Symmetric Aggregated Conformal Prediction (SACP) employs nonconformity score vectors produced by an ensemble of $K$ base models, transforms each via exchangeable e-values, and aggregates them with a symmetric, monotonic function (e.g., sum, mean, power mean): $F_i(y) = f(E^{(1)}_i(y), \ldots, E^{(K)}_i(y)), \quad F_{\rm test}(y) = f(E^{(1)}_{\rm test}(y), \ldots)$ Calibration and prediction proceed via the aggregated scores, attaining exact coverage. Empirically, the SACP pipeline—especially when p-optimized over the family of power sums—consistently yields sharper uncertainty sets than majority-vote or naive ensembling (Alami et al., 7 Dec 2025).

Semi-Supervised, Local, and Clustering-Driven Scores

The Nearest-Neighbor Matching (NNM) score extends CP to semi-supervised calibration. For each unlabeled point, the score is imputed by matching its pseudo-label nonconformity to the closest labeled sample and bias-correcting with that sample’s labeled-vs-pseudo nonconformity gap: $\tilde S_{\rm nnm}(\tilde x) = S(\tilde x, \hat y) + [S(x_{j^*}, y_{j^*}) - S(x_{j^*}, \hat y_{j^*})]$ This approach augments calibration pools, improving coverage stability and set size in data-scarce regimes (Zhou et al., 27 May 2025).

──────

▸ **Stated exercise**
In the passage on conformal prediction, what does the NNM score match an unlabeled point's pseudo-label nonconformity to? The material that comes next has no part in this.

Lines of data:
──────

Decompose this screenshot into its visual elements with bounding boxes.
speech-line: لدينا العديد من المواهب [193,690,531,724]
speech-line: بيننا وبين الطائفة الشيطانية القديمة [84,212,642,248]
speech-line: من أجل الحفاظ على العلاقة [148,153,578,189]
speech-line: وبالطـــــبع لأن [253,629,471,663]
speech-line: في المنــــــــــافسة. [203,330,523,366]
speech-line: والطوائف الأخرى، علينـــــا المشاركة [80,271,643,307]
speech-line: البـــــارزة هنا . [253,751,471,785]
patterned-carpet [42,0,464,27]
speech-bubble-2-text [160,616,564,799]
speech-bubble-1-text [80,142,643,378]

──────

▸ **Result below**
The closest labeled sample.